# Excerpt
The ‘A’ Word

Screaming Circuits is seeing more and more components in short supply or on allocation these days. A while back, we took a survey of our customers and found that on average, an engineer would spend about 16 hours sourcing parts for a prototype design.

Schottky top My question is has that changed? There are a few chip companies with a lot of parts in short supply, but what I hear the most about is the passive components. If you’ve designed a very specific power or radio chip, for example, I can see how a twelve week lead time can be a very big issue. But if it’s just a 47pf, 6V cap, a resistor or diode, is it really that difficult to find a sub quickly?

How much of an issue is parts availability today — really? Is it something that has a lot of visibility and little impact? Or is it something where the visibility and the impact are both pretty big? How much of a hassle and time sink is it for you now?

Duane Benson
I’ll trade you a pair of .022 for one .047

http://blog.screamingcircuits.com/

8 bit vs. 32 bit Microcontrollers

There’s a lot of talk these days about the new generation of 32-bit microcontrollers and the demise of the 8-bit controller. I’m a big fan of the Beagleboard and mbed boards (ARM Cortex A8 and ARM Cortex M3). And the Cortex M0 processor looks to be a very promising low-end 32-bit ARM. By the looks of it, ARM could end up ruling the below-X86 world soon.

But, one consideration to the 8 vs. 32 discussion that I haven’t heard much about is the start-up effort required and the barriers to entry for non-experts. The new ARM Cortex-M processors look to be a great move toward addressing the low-cost and low-power end of the microcontroller market, but they don’t really address the buildability issue and the category-entry issue.

At Screaming Circuits, we run into quite a few designs in industries that are just now beginning to automate. In many of these cases, mechanical engineers, not software or electrical engineers, are tasked with putting the brains into the product. These mech folks have to learn, design, layout, build and code. The PIC and Atmel processors, with their through-hole or big SMT packages, easy 5V power, low clock-speeds and huge base of community support make an impossible job possible for the new entrants into the embedded world. If a thru-hole part with a 20MHz clock can do the job, novice designers can greatly increase their chances for a successful design than if they have to deal with fine pitch parts and 100 MHZ clocks.

In a perfect world, this wouldn’t be a concern, but as it is, a lot of companies need these parts that are easy to implement for a new designer. M0’s may be priced in the sub-$1 range, but piece price is not the only component of “cost.”

Duane Benson
“Apple II forever”

http://blog.screamingcircuits.com/

DB-25 With Issues


Take a look at this footprint. We’re looking at the solder-side of a DB-25 connector footprint. Given all the SMT and HDI (high density interconnect) we see these days, this looks primitive; like it could be straight out of 1979 or something. But it is a recent PCB design. Some of those good old-standard parts still have a place in today’s world.

However, old or new, issues can still pop up. So, just what do you see wrong with this one? At least two issues are pretty obvious, and a third may be open to debate.

Duane Benson
What’s wrong with this picture?

http://blog.screamingcircuits.com/

Who’s Responsible for the Footprint?

I recently wrote a bit about CAD library parts for QFNs and a reader posed an interesting question in response to it:

Okay, that makes sense.. But why don’t manufacturers of the part put out their footprints and schematic symbols for their parts in some common format?

# Exercise directions
According to the customer survey mentioned in the blog excerpt, about how many hours did an engineer spend on average sourcing parts for a prototype design?

# Given information
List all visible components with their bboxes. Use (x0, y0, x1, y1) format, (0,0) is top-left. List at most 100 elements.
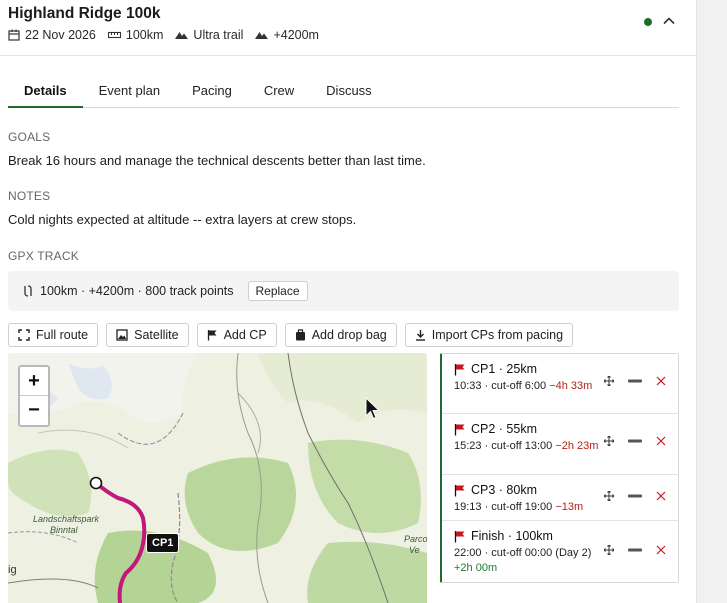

# The reply
About 16 hours.